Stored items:
-=-=-

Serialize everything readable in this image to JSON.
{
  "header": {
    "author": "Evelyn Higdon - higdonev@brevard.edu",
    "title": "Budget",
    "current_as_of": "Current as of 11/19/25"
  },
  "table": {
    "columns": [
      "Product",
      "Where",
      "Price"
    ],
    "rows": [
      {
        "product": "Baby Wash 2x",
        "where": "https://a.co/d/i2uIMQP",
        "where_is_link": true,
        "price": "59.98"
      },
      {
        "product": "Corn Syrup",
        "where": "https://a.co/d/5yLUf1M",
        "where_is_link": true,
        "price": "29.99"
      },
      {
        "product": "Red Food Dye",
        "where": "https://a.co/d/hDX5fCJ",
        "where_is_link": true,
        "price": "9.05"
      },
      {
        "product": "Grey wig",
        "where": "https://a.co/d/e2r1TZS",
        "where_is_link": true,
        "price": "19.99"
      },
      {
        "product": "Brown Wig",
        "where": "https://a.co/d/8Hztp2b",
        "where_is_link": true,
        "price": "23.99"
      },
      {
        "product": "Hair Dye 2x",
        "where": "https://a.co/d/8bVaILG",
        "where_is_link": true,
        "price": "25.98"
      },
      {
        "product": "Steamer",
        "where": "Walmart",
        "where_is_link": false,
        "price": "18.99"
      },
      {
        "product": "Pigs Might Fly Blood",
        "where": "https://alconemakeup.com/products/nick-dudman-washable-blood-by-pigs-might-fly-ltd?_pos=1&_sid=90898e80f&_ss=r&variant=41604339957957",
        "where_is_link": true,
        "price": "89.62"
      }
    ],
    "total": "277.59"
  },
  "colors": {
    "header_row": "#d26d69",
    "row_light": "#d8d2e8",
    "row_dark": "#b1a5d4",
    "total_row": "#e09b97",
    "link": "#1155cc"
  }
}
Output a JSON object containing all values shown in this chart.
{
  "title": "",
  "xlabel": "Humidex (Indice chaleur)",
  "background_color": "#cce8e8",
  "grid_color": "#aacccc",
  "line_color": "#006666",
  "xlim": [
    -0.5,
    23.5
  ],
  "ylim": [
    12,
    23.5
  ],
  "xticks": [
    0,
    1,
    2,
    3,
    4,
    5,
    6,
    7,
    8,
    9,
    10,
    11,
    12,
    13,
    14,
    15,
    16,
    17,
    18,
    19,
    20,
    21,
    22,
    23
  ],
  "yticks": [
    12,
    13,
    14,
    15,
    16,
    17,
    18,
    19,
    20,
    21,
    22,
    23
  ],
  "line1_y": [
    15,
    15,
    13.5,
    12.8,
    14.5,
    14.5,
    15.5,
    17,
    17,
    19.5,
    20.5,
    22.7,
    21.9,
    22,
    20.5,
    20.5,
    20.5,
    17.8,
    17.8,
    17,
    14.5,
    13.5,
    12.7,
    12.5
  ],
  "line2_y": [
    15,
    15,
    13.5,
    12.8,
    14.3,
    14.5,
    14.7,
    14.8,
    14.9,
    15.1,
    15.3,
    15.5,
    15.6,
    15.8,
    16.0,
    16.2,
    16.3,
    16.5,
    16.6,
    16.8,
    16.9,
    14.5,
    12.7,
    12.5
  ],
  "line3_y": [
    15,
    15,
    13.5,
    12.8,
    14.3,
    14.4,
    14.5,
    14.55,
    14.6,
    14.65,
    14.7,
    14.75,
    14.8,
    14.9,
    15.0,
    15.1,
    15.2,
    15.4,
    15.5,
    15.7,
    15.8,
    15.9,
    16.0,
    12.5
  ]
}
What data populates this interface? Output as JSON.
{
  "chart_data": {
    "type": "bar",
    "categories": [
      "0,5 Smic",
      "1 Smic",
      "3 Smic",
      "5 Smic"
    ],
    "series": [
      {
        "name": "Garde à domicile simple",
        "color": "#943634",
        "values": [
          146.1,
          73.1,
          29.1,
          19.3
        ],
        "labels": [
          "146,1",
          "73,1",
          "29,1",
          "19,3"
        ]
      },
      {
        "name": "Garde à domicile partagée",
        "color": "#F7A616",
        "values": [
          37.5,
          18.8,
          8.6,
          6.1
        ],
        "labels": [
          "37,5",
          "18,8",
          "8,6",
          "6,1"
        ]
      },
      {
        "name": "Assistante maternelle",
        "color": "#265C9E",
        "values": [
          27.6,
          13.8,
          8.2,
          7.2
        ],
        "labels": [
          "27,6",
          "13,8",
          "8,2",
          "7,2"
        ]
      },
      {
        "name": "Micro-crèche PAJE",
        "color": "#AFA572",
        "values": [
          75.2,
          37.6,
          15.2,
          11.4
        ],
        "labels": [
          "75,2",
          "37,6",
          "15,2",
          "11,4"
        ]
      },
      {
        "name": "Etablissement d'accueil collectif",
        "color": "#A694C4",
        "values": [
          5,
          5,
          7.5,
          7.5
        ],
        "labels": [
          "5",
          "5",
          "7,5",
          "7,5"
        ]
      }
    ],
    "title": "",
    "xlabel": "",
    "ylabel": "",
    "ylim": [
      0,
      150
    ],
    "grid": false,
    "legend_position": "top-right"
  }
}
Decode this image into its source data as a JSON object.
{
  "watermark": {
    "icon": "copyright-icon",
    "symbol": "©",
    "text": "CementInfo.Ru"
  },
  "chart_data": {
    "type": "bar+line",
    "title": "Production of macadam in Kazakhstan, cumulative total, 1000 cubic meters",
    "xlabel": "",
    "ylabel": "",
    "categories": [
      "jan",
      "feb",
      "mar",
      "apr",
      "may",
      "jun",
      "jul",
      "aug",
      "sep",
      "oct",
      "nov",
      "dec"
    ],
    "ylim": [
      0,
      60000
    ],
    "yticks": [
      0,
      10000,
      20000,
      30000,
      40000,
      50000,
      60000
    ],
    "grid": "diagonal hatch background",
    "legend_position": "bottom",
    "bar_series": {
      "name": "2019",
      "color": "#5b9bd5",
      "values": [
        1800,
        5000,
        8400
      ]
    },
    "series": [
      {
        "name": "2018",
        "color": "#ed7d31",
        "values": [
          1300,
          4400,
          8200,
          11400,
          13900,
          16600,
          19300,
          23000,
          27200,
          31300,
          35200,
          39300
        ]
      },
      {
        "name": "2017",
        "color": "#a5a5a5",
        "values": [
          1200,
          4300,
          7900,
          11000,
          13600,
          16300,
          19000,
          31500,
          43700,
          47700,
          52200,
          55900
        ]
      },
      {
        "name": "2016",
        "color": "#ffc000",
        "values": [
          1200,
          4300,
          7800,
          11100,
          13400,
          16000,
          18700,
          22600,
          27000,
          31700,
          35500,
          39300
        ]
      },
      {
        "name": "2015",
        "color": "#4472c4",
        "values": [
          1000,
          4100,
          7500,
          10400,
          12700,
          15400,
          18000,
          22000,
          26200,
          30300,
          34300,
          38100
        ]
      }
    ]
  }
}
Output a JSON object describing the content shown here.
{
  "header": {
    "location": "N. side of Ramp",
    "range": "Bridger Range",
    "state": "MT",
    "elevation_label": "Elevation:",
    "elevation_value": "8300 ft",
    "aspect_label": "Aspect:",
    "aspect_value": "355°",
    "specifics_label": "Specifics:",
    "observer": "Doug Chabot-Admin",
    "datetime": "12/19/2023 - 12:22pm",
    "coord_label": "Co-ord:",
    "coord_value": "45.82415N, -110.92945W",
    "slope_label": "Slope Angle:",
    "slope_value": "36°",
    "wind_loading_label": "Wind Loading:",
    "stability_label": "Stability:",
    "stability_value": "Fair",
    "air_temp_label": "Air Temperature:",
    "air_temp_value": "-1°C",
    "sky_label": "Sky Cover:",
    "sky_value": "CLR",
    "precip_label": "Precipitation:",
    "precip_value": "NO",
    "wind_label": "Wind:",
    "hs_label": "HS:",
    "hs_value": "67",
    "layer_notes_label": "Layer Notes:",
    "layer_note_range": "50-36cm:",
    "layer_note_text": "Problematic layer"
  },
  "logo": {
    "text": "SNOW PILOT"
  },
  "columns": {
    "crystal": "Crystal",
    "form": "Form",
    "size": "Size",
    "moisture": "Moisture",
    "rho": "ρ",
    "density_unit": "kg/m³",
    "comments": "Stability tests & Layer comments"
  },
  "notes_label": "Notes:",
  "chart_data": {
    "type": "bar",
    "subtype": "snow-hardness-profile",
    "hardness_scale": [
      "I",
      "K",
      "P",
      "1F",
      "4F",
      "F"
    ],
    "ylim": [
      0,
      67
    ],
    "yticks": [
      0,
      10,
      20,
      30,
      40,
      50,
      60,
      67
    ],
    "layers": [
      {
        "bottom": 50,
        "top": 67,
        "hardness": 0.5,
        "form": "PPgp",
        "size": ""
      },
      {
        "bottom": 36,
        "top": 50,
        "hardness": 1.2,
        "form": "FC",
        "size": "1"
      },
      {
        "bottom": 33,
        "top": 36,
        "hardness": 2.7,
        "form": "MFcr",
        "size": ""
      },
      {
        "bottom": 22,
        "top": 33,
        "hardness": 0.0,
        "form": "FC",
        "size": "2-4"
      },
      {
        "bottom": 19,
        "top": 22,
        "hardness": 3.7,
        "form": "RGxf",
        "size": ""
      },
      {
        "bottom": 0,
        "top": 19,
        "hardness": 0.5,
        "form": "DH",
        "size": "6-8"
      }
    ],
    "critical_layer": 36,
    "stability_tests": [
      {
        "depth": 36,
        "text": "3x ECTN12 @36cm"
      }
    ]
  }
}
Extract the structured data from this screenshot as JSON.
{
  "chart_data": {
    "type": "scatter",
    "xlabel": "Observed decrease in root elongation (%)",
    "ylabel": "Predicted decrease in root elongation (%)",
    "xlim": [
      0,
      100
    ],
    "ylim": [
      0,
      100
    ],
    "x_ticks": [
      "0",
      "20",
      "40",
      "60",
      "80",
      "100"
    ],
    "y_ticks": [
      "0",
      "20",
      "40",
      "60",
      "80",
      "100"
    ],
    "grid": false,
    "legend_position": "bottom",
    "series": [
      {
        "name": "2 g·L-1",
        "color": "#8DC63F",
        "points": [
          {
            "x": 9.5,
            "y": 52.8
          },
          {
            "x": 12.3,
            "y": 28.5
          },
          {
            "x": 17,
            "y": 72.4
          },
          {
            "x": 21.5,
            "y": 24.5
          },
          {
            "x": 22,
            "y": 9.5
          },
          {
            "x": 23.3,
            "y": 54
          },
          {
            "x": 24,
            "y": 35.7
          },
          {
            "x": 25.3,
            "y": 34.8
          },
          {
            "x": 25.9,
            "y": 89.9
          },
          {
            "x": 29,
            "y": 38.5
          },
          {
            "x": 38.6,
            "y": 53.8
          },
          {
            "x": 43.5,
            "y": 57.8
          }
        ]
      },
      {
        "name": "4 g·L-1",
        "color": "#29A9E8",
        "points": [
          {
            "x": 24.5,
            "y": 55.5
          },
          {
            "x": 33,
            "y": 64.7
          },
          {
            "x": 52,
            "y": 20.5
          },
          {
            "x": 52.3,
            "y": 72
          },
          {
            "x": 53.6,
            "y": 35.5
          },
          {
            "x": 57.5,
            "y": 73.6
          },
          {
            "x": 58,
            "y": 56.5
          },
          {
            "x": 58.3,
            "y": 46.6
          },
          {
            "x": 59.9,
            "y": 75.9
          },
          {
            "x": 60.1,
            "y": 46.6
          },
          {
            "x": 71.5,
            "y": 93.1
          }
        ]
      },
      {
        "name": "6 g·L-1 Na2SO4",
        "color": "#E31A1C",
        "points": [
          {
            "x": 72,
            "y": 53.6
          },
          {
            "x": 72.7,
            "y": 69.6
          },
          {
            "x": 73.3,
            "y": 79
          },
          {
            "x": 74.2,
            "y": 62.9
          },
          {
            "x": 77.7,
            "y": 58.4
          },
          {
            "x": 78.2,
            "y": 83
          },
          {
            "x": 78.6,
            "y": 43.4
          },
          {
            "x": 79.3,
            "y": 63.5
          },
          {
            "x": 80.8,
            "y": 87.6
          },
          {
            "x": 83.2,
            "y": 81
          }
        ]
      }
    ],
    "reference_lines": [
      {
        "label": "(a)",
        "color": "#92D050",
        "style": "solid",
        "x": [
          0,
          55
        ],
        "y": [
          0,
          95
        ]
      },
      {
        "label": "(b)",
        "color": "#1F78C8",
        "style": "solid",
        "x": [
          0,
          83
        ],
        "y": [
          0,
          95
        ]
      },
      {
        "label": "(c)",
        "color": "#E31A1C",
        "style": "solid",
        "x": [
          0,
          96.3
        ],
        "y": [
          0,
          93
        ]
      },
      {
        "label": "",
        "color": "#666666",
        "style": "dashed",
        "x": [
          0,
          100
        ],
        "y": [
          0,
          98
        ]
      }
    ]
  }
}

-=-=-

Go through the data and count each line that has the word "shown", then give the total alone.

FULL SOLUTION: 2